--- START OF PROVIDED MATERIAL ---

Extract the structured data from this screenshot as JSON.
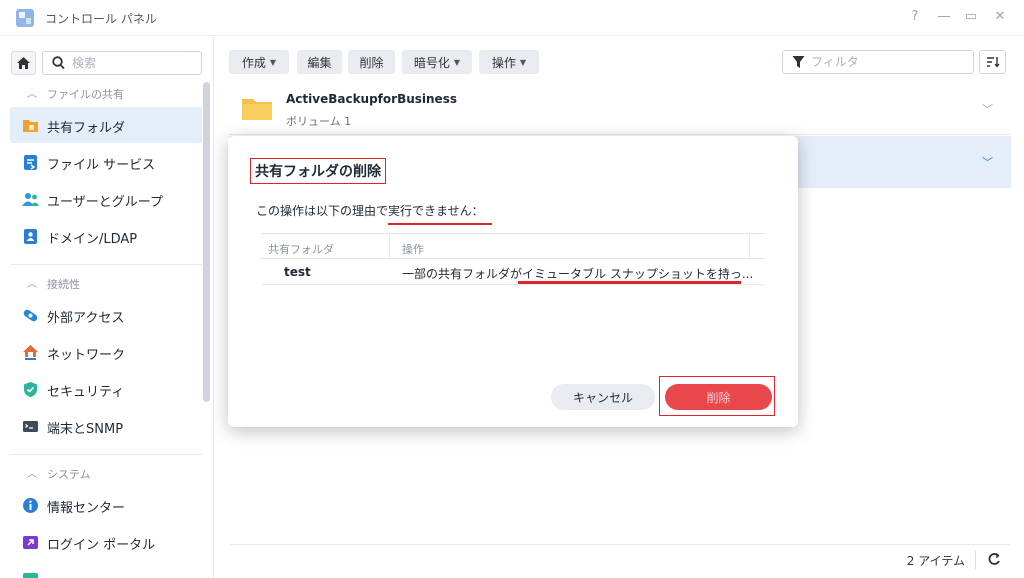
{
  "window": {
    "title": "コントロール パネル",
    "controls": {
      "help": "?",
      "minimize": "—",
      "maximize": "▭",
      "close": "✕"
    }
  },
  "sidebar": {
    "search_placeholder": "検索",
    "sections": [
      {
        "label": "ファイルの共有",
        "items": [
          {
            "label": "共有フォルダ",
            "icon": "shared-folder-icon",
            "color": "#f0a32b",
            "active": true
          },
          {
            "label": "ファイル サービス",
            "icon": "file-services-icon",
            "color": "#2a7fd4"
          },
          {
            "label": "ユーザーとグループ",
            "icon": "users-groups-icon",
            "color": "#2a9bd8"
          },
          {
            "label": "ドメイン/LDAP",
            "icon": "domain-ldap-icon",
            "color": "#2a7fd4"
          }
        ]
      },
      {
        "label": "接続性",
        "items": [
          {
            "label": "外部アクセス",
            "icon": "external-access-icon",
            "color": "#2a86d6"
          },
          {
            "label": "ネットワーク",
            "icon": "network-icon",
            "color": "#e06a3a"
          },
          {
            "label": "セキュリティ",
            "icon": "security-icon",
            "color": "#2bb59a"
          },
          {
            "label": "端末とSNMP",
            "icon": "terminal-snmp-icon",
            "color": "#3d4a5a"
          }
        ]
      },
      {
        "label": "システム",
        "items": [
          {
            "label": "情報センター",
            "icon": "info-center-icon",
            "color": "#2a7fd4"
          },
          {
            "label": "ログイン ポータル",
            "icon": "login-portal-icon",
            "color": "#7b3ad0"
          }
        ]
      }
    ]
  },
  "toolbar": {
    "create": "作成",
    "edit": "編集",
    "delete": "削除",
    "encrypt": "暗号化",
    "action": "操作",
    "filter_placeholder": "フィルタ"
  },
  "list": {
    "rows": [
      {
        "name": "ActiveBackupforBusiness",
        "volume": "ボリューム 1"
      },
      {
        "name": "",
        "volume": ""
      }
    ]
  },
  "status": {
    "count": "2 アイテム"
  },
  "dialog": {
    "title": "共有フォルダの削除",
    "message_prefix": "この操作は以下の理由で",
    "message_emphasis": "実行できません：",
    "table": {
      "headers": [
        "共有フォルダ",
        "操作"
      ],
      "rows": [
        {
          "folder": "test",
          "reason": "一部の共有フォルダがイミュータブル スナップショットを持っ..."
        }
      ]
    },
    "cancel_label": "キャンセル",
    "delete_label": "削除"
  },
  "colors": {
    "accent": "#e3eef9",
    "danger": "#e8484c",
    "highlight": "#e0242c"
  }
}
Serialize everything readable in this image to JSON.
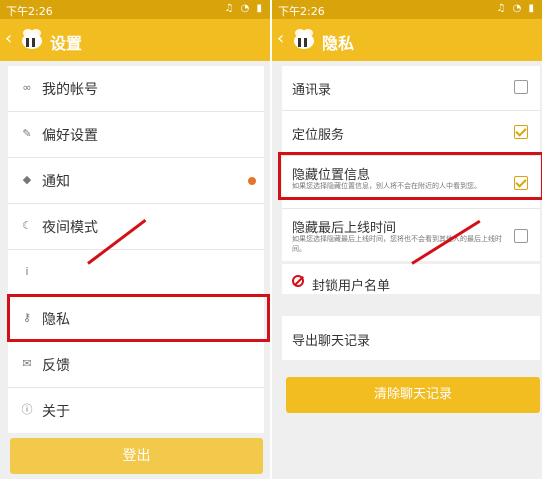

--- END OF PROVIDED MATERIAL ---

#### TASK TO CARRY OUT:
Leave out the pictures and repeat everything else in the records exactly.

#### REPLY:
Extract the structured data from this screenshot as JSON.
{
  "window": {
    "title": "コントロール パネル",
    "controls": {
      "help": "?",
      "minimize": "—",
      "maximize": "▭",
      "close": "✕"
    }
  },
  "sidebar": {
    "search_placeholder": "検索",
    "sections": [
      {
        "label": "ファイルの共有",
        "items": [
          {
            "label": "共有フォルダ",
            "icon": "shared-folder-icon",
            "color": "#f0a32b",
            "active": true
          },
          {
            "label": "ファイル サービス",
            "icon": "file-services-icon",
            "color": "#2a7fd4"
          },
          {
            "label": "ユーザーとグループ",
            "icon": "users-groups-icon",
            "color": "#2a9bd8"
          },
          {
            "label": "ドメイン/LDAP",
            "icon": "domain-ldap-icon",
            "color": "#2a7fd4"
          }
        ]
      },
      {
        "label": "接続性",
        "items": [
          {
            "label": "外部アクセス",
            "icon": "external-access-icon",
            "color": "#2a86d6"
          },
          {
            "label": "ネットワーク",
            "icon": "network-icon",
            "color": "#e06a3a"
          },
          {
            "label": "セキュリティ",
            "icon": "security-icon",
            "color": "#2bb59a"
          },
          {
            "label": "端末とSNMP",
            "icon": "terminal-snmp-icon",
            "color": "#3d4a5a"
          }
        ]
      },
      {
        "label": "システム",
        "items": [
          {
            "label": "情報センター",
            "icon": "info-center-icon",
            "color": "#2a7fd4"
          },
          {
            "label": "ログイン ポータル",
            "icon": "login-portal-icon",
            "color": "#7b3ad0"
          }
        ]
      }
    ]
  },
  "toolbar": {
    "create": "作成",
    "edit": "編集",
    "delete": "削除",
    "encrypt": "暗号化",
    "action": "操作",
    "filter_placeholder": "フィルタ"
  },
  "list": {
    "rows": [
      {
        "name": "ActiveBackupforBusiness",
        "volume": "ボリューム 1"
      },
      {
        "name": "",
        "volume": ""
      }
    ]
  },
  "status": {
    "count": "2 アイテム"
  },
  "dialog": {
    "title": "共有フォルダの削除",
    "message_prefix": "この操作は以下の理由で",
    "message_emphasis": "実行できません：",
    "table": {
      "headers": [
        "共有フォルダ",
        "操作"
      ],
      "rows": [
        {
          "folder": "test",
          "reason": "一部の共有フォルダがイミュータブル スナップショットを持っ..."
        }
      ]
    },
    "cancel_label": "キャンセル",
    "delete_label": "削除"
  },
  "colors": {
    "accent": "#e3eef9",
    "danger": "#e8484c",
    "highlight": "#e0242c"
  }
}
Serialize everything readable in this image to JSON.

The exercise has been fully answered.